→ **SET EXERCISE**
Go through the listing and pick out each line with the word "plugin" in it.

··· EXERCISE MATERIAL

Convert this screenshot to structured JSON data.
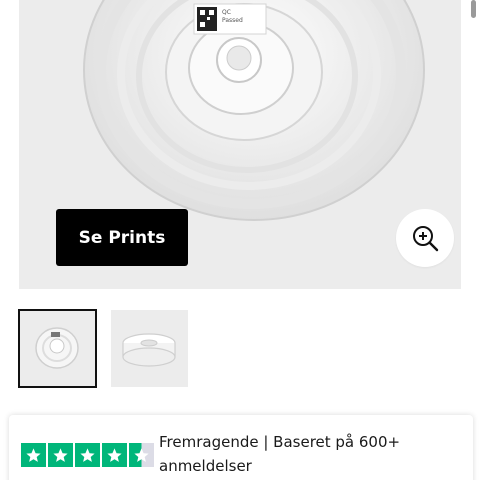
{
  "gallery": {
    "label_lines": [
      "QC",
      "Passed"
    ],
    "cta_label": "Se Prints",
    "zoom_icon": "zoom-in-icon"
  },
  "thumbnails": [
    {
      "name": "spool-front",
      "active": true
    },
    {
      "name": "spool-side",
      "active": false
    }
  ],
  "reviews": {
    "rating_stars": 4.5,
    "star_color": "#00b67a",
    "text": "Fremragende | Baseret på 600+ anmeldelser"
  }
}
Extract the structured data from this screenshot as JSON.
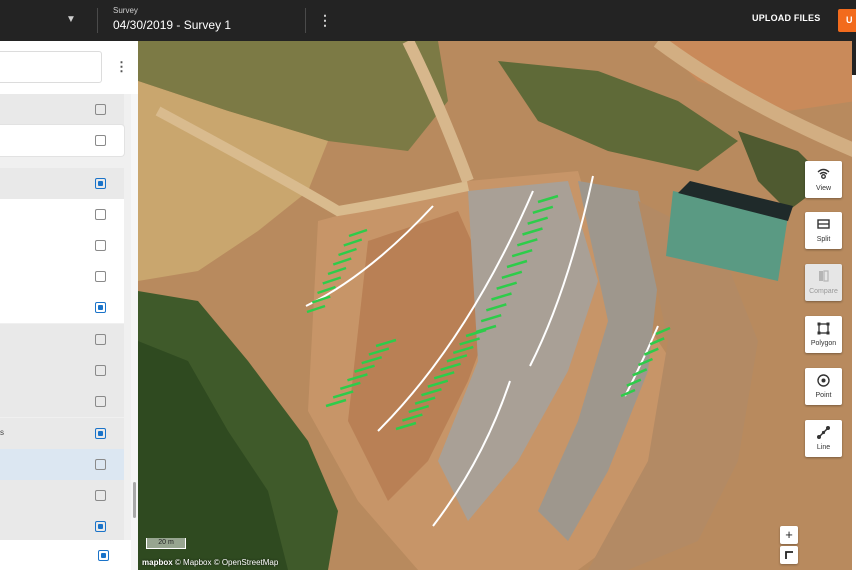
{
  "topbar": {
    "survey_label": "Survey",
    "survey_title": "04/30/2019 - Survey 1",
    "upload_label": "UPLOAD FILES",
    "orange_button_label": "U"
  },
  "panel": {
    "truncated_row_text": "s",
    "rows": [
      {
        "checked": false
      },
      {
        "checked": false
      },
      {
        "checked": true
      },
      {
        "checked": false
      },
      {
        "checked": false
      },
      {
        "checked": false
      },
      {
        "checked": true
      },
      {
        "checked": false
      },
      {
        "checked": false
      },
      {
        "checked": false
      },
      {
        "checked": true
      },
      {
        "checked": false
      },
      {
        "checked": false
      },
      {
        "checked": true
      },
      {
        "checked": true
      }
    ]
  },
  "map": {
    "scale_label": "20 m",
    "attribution": "© Mapbox © OpenStreetMap",
    "logo_text": "mapbox",
    "zoom_in": "+",
    "tools": [
      {
        "label": "View",
        "icon": "view-icon"
      },
      {
        "label": "Split",
        "icon": "split-icon"
      },
      {
        "label": "Compare",
        "icon": "compare-icon"
      },
      {
        "label": "Polygon",
        "icon": "polygon-icon"
      },
      {
        "label": "Point",
        "icon": "point-icon"
      },
      {
        "label": "Line",
        "icon": "line-icon"
      }
    ]
  },
  "colors": {
    "accent": "#f26b1d",
    "checkbox_on": "#1a73c9",
    "annotation": "#2ecc4a"
  }
}
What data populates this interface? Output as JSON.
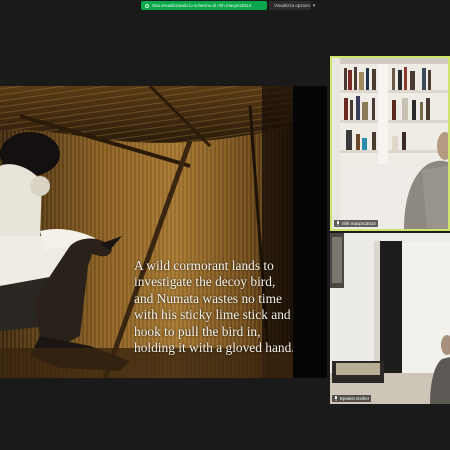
{
  "share_banner": {
    "text": "Stai visualizzando lo schermo di nhh macpro2014",
    "view_options_label": "Visualizza opzioni",
    "accent_color": "#0aa64b"
  },
  "slide": {
    "caption": "A wild cormorant lands to investigate the decoy bird, and Numata wastes no time with his sticky lime stick and hook to pull the bird in, holding it with a gloved hand."
  },
  "participants": [
    {
      "name": "nhh macpro2014",
      "active_speaker": true,
      "active_color": "#cfe46a"
    },
    {
      "name": "Epstein Esther",
      "active_speaker": false
    }
  ],
  "icons": [
    "share-status-icon",
    "chevron-down-icon",
    "mic-icon"
  ]
}
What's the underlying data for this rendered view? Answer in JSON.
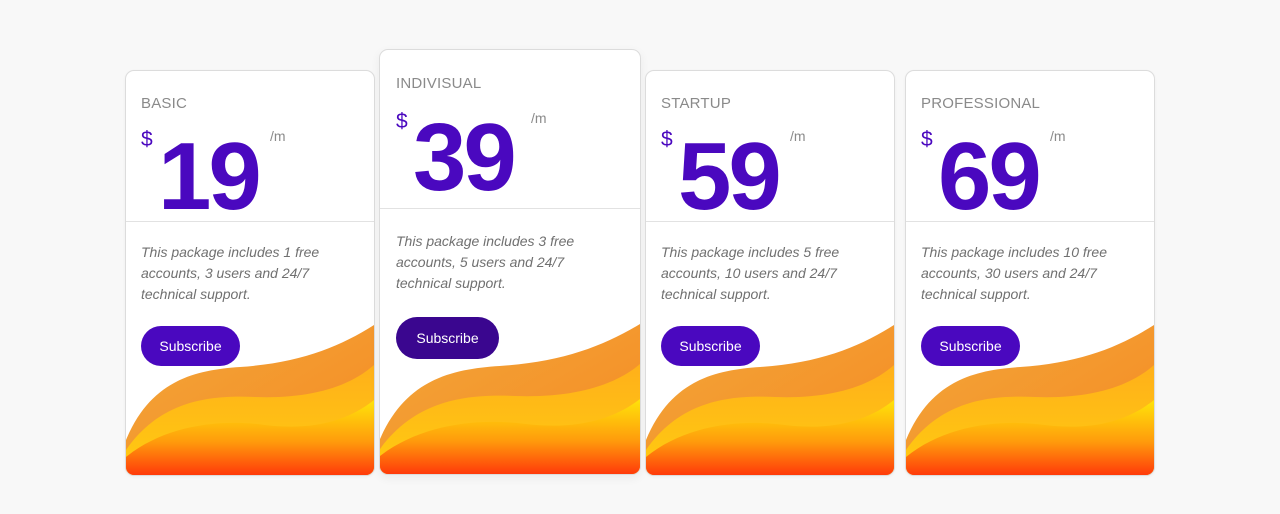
{
  "plans": [
    {
      "name": "BASIC",
      "currency": "$",
      "price": "19",
      "period": "/m",
      "description": "This package includes 1 free accounts, 3 users and 24/7 technical support.",
      "button_label": "Subscribe"
    },
    {
      "name": "INDIVISUAL",
      "currency": "$",
      "price": "39",
      "period": "/m",
      "description": "This package includes 3 free accounts, 5 users and 24/7 technical support.",
      "button_label": "Subscribe"
    },
    {
      "name": "STARTUP",
      "currency": "$",
      "price": "59",
      "period": "/m",
      "description": "This package includes 5 free accounts, 10 users and 24/7 technical support.",
      "button_label": "Subscribe"
    },
    {
      "name": "PROFESSIONAL",
      "currency": "$",
      "price": "69",
      "period": "/m",
      "description": "This package includes 10 free accounts, 30 users and 24/7 technical support.",
      "button_label": "Subscribe"
    }
  ],
  "colors": {
    "accent": "#4a08bf",
    "accent_featured_button": "#3a068f",
    "wave_orange": "#f2962e",
    "wave_yellow": "#ffd20a",
    "wave_red": "#ff3d0a"
  }
}
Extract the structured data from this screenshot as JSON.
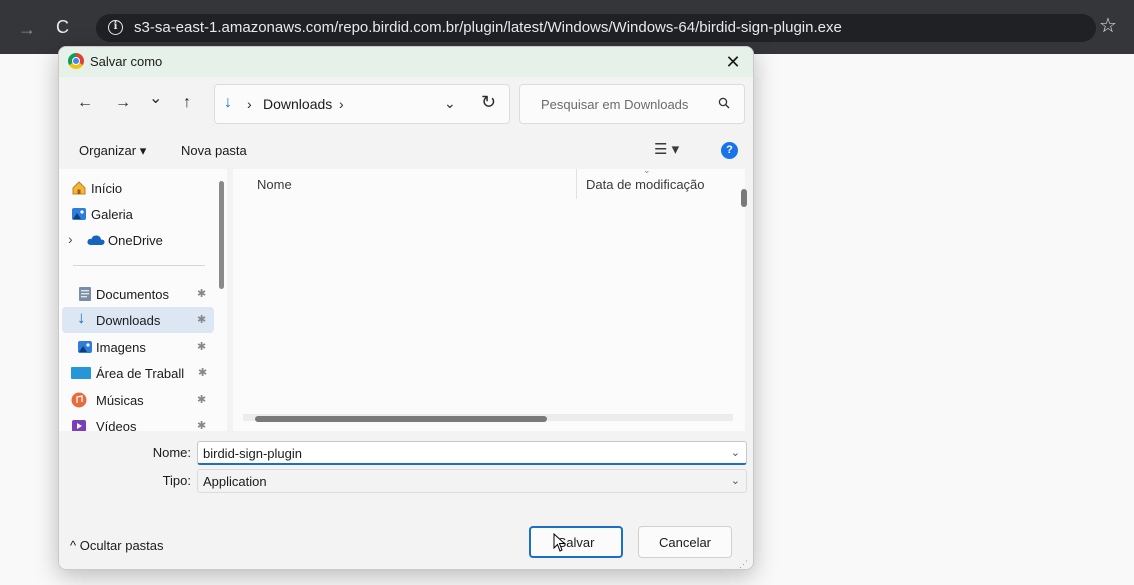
{
  "browser": {
    "url": "s3-sa-east-1.amazonaws.com/repo.birdid.com.br/plugin/latest/Windows/Windows-64/birdid-sign-plugin.exe",
    "info_glyph": "i"
  },
  "dialog": {
    "title": "Salvar como",
    "close_glyph": "✕",
    "nav": {
      "back": "←",
      "forward": "→",
      "recent": "⌄",
      "up": "↑"
    },
    "address": {
      "path_icon": "↓",
      "sep1": "›",
      "folder": "Downloads",
      "sep2": "›",
      "dropdown": "⌄",
      "refresh": "↻"
    },
    "search": {
      "placeholder": "Pesquisar em Downloads"
    },
    "commands": {
      "organize": "Organizar ▾",
      "new_folder": "Nova pasta",
      "view": "☰ ▾",
      "help": "?"
    },
    "sidebar": {
      "items": [
        {
          "label": "Início",
          "icon": "home-icon"
        },
        {
          "label": "Galeria",
          "icon": "gallery-icon"
        },
        {
          "label": "OneDrive",
          "icon": "cloud-icon",
          "expand": "›"
        },
        {
          "label": "Documentos",
          "icon": "documents-icon",
          "pin": "✱"
        },
        {
          "label": "Downloads",
          "icon": "download-icon",
          "pin": "✱"
        },
        {
          "label": "Imagens",
          "icon": "pictures-icon",
          "pin": "✱"
        },
        {
          "label": "Área de Traball",
          "icon": "desktop-icon",
          "pin": "✱"
        },
        {
          "label": "Músicas",
          "icon": "music-icon",
          "pin": "✱"
        },
        {
          "label": "Vídeos",
          "icon": "videos-icon",
          "pin": "✱"
        }
      ]
    },
    "filelist": {
      "col_name": "Nome",
      "col_date": "Data de modificação",
      "col_chevron": "⌄"
    },
    "fields": {
      "name_label": "Nome:",
      "name_value": "birdid-sign-plugin",
      "type_label": "Tipo:",
      "type_value": "Application",
      "chevron": "⌄"
    },
    "footer": {
      "hide_folders": "^ Ocultar pastas",
      "save": "Salvar",
      "cancel": "Cancelar",
      "grip": "⋰"
    }
  },
  "colors": {
    "accent": "#1a6fc9",
    "selected": "#dde7f3",
    "titlebar": "#e6f1e9",
    "browser": "#35363a"
  }
}
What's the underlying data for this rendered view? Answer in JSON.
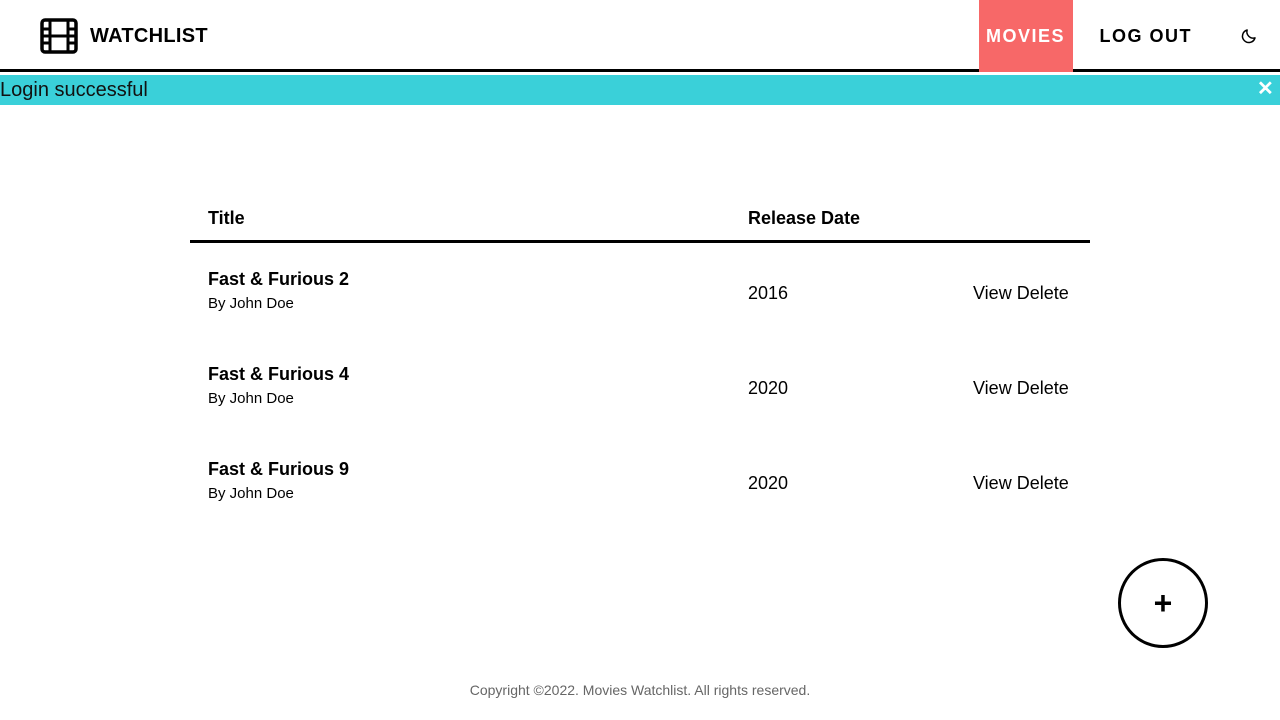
{
  "brand": {
    "name": "WATCHLIST",
    "icon": "film-icon"
  },
  "nav": {
    "movies_label": "MOVIES",
    "logout_label": "LOG OUT",
    "theme_icon": "moon-icon"
  },
  "alert": {
    "message": "Login successful",
    "close_symbol": "✕"
  },
  "table": {
    "columns": {
      "title": "Title",
      "release_date": "Release Date"
    },
    "rows": [
      {
        "title": "Fast & Furious 2",
        "author": "By John Doe",
        "year": "2016",
        "view_label": "View",
        "delete_label": "Delete"
      },
      {
        "title": "Fast & Furious 4",
        "author": "By John Doe",
        "year": "2020",
        "view_label": "View",
        "delete_label": "Delete"
      },
      {
        "title": "Fast & Furious 9",
        "author": "By John Doe",
        "year": "2020",
        "view_label": "View",
        "delete_label": "Delete"
      }
    ]
  },
  "fab": {
    "symbol": "+"
  },
  "footer": {
    "copyright": "Copyright ©2022. Movies Watchlist. All rights reserved."
  },
  "colors": {
    "active_nav": "#f76868",
    "alert_bg": "#3ad0d9",
    "footer_text": "#666666"
  }
}
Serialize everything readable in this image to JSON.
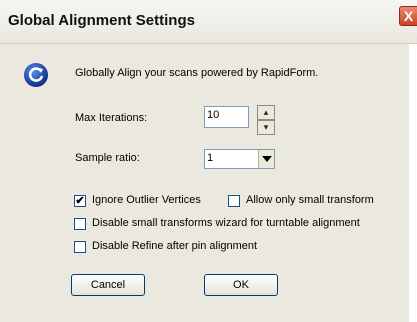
{
  "window": {
    "title": "Global Alignment Settings",
    "close_glyph": "X"
  },
  "header": {
    "icon": "refresh-circle-icon",
    "description": "Globally Align your scans powered by RapidForm."
  },
  "max_iterations": {
    "label": "Max Iterations:",
    "value": "10"
  },
  "sample_ratio": {
    "label": "Sample ratio:",
    "value": "1"
  },
  "options": {
    "ignore_outliers": {
      "label": "Ignore Outlier Vertices",
      "checked": true
    },
    "small_transform": {
      "label": "Allow only small transform",
      "checked": false
    },
    "disable_wizard": {
      "label": "Disable small transforms wizard for turntable alignment",
      "checked": false
    },
    "disable_refine": {
      "label": "Disable Refine after pin alignment",
      "checked": false
    }
  },
  "buttons": {
    "cancel": "Cancel",
    "ok": "OK"
  },
  "colors": {
    "client_bg": "#ebe9df",
    "icon_blue": "#1b4fb6",
    "close_red": "#c8452a"
  }
}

······

→ **COMPLETED TASK**
    "url": "s3-sa-east-1.amazonaws.com/repo.birdid.com.br/plugin/latest/Windows/Windows-64/birdid-sign-plugin.exe",
      "name_value": "birdid-sign-plugin",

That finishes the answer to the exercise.